__WHAT TO PRODUCE__: Return all entries word for word, but drop any images.

----------------------------------------

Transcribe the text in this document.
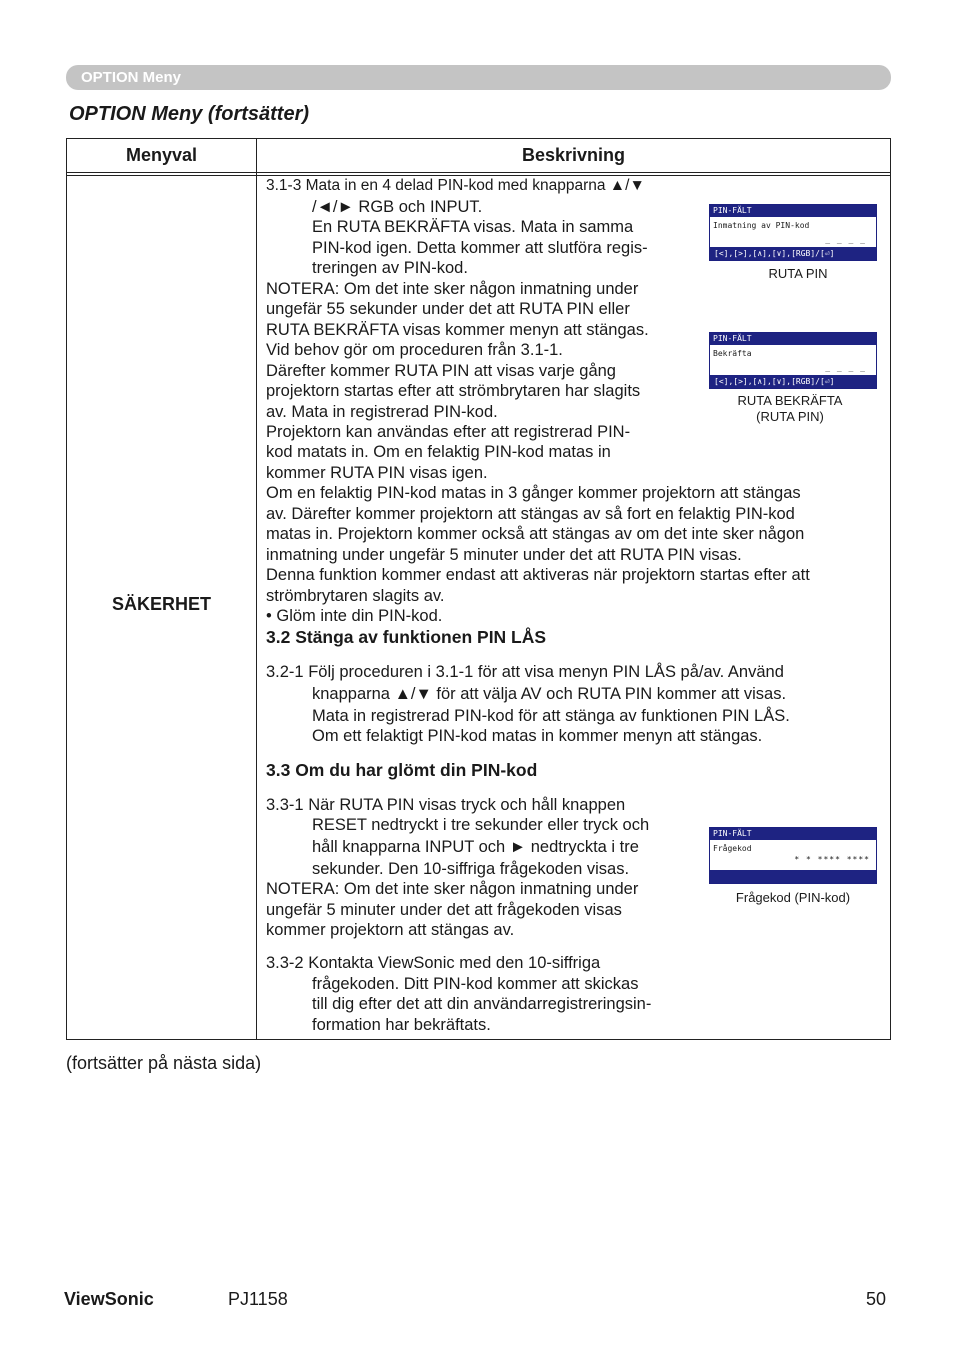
OPTION Meny
OPTION Meny (fortsätter)
Menyval	Beskrivning
SÄKERHET
3.1-3 Mata in en 4 delad PIN-kod med knapparna ▲/▼
/◄/► RGB och INPUT.
En RUTA BEKRÄFTA visas. Mata in samma
PIN-kod igen. Detta kommer att slutföra regis-
treringen av PIN-kod.
NOTERA: Om det inte sker någon inmatning under
ungefär 55 sekunder under det att RUTA PIN eller
RUTA BEKRÄFTA visas kommer menyn att stängas.
Vid behov gör om proceduren från 3.1-1.
Därefter kommer RUTA PIN att visas varje gång
projektorn startas efter att strömbrytaren har slagits
av. Mata in registrerad PIN-kod.
Projektorn kan användas efter att registrerad PIN-
kod matats in. Om en felaktig PIN-kod matas in
kommer RUTA PIN visas igen.
Om en felaktig PIN-kod matas in 3 gånger kommer projektorn att stängas
av. Därefter kommer projektorn att stängas av så fort en felaktig PIN-kod
matas in. Projektorn kommer också att stängas av om det inte sker någon
inmatning under ungefär 5 minuter under det att RUTA PIN visas.
Denna funktion kommer endast att aktiveras när projektorn startas efter att
strömbrytaren slagits av.
• Glöm inte din PIN-kod.
3.2 Stänga av funktionen PIN LÅS
3.2-1 Följ proceduren i 3.1-1 för att visa menyn PIN LÅS på/av. Använd
knapparna ▲/▼ för att välja AV och RUTA PIN kommer att visas.
Mata in registrerad PIN-kod för att stänga av funktionen PIN LÅS.
Om ett felaktigt PIN-kod matas in kommer menyn att stängas.
3.3 Om du har glömt din PIN-kod
3.3-1 När RUTA PIN visas tryck och håll knappen
RESET nedtryckt i tre sekunder eller tryck och
håll knapparna INPUT och ► nedtryckta i tre
sekunder. Den 10-siffriga frågekoden visas.
NOTERA: Om det inte sker någon inmatning under
ungefär 5 minuter under det att frågekoden visas
kommer projektorn att stängas av.
3.3-2 Kontakta ViewSonic med den 10-siffriga
frågekoden. Ditt PIN-kod kommer att skickas
till dig efter det att din användarregistreringsin-
formation har bekräftats.
PIN-FÄLT
Inmatning av PIN-kod
_ _ _ _
[<],[>],[∧],[∨],[RGB]/[⏎]
RUTA PIN
PIN-FÄLT
Bekräfta
_ _ _ _
[<],[>],[∧],[∨],[RGB]/[⏎]
RUTA BEKRÄFTA
(RUTA PIN)
PIN-FÄLT
Frågekod
* * **** ****
Frågekod (PIN-kod)
(fortsätter på nästa sida)
ViewSonic	PJ1158	50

----------------------------------------

__CORRECT ANSWER__:
Transcribe the text in this document.
OPTION Meny
OPTION Meny (fortsätter)
Menyval	Beskrivning
SÄKERHET
3.1-3 Mata in en 4 delad PIN-kod med knapparna ▲/▼
/◄/► RGB och INPUT.
En RUTA BEKRÄFTA visas. Mata in samma
PIN-kod igen. Detta kommer att slutföra regis-
treringen av PIN-kod.
NOTERA: Om det inte sker någon inmatning under
ungefär 55 sekunder under det att RUTA PIN eller
RUTA BEKRÄFTA visas kommer menyn att stängas.
Vid behov gör om proceduren från 3.1-1.
Därefter kommer RUTA PIN att visas varje gång
projektorn startas efter att strömbrytaren har slagits
av. Mata in registrerad PIN-kod.
Projektorn kan användas efter att registrerad PIN-
kod matats in. Om en felaktig PIN-kod matas in
kommer RUTA PIN visas igen.
Om en felaktig PIN-kod matas in 3 gånger kommer projektorn att stängas
av. Därefter kommer projektorn att stängas av så fort en felaktig PIN-kod
matas in. Projektorn kommer också att stängas av om det inte sker någon
inmatning under ungefär 5 minuter under det att RUTA PIN visas.
Denna funktion kommer endast att aktiveras när projektorn startas efter att
strömbrytaren slagits av.
• Glöm inte din PIN-kod.
3.2 Stänga av funktionen PIN LÅS
3.2-1 Följ proceduren i 3.1-1 för att visa menyn PIN LÅS på/av. Använd
knapparna ▲/▼ för att välja AV och RUTA PIN kommer att visas.
Mata in registrerad PIN-kod för att stänga av funktionen PIN LÅS.
Om ett felaktigt PIN-kod matas in kommer menyn att stängas.
3.3 Om du har glömt din PIN-kod
3.3-1 När RUTA PIN visas tryck och håll knappen
RESET nedtryckt i tre sekunder eller tryck och
håll knapparna INPUT och ► nedtryckta i tre
sekunder. Den 10-siffriga frågekoden visas.
NOTERA: Om det inte sker någon inmatning under
ungefär 5 minuter under det att frågekoden visas
kommer projektorn att stängas av.
3.3-2 Kontakta ViewSonic med den 10-siffriga
frågekoden. Ditt PIN-kod kommer att skickas
till dig efter det att din användarregistreringsin-
formation har bekräftats.
PIN-FÄLT
Inmatning av PIN-kod
_ _ _ _
[<],[>],[∧],[∨],[RGB]/[⏎]
RUTA PIN
PIN-FÄLT
Bekräfta
_ _ _ _
[<],[>],[∧],[∨],[RGB]/[⏎]
RUTA BEKRÄFTA
(RUTA PIN)
PIN-FÄLT
Frågekod
* * **** ****
Frågekod (PIN-kod)
(fortsätter på nästa sida)
ViewSonic	PJ1158	50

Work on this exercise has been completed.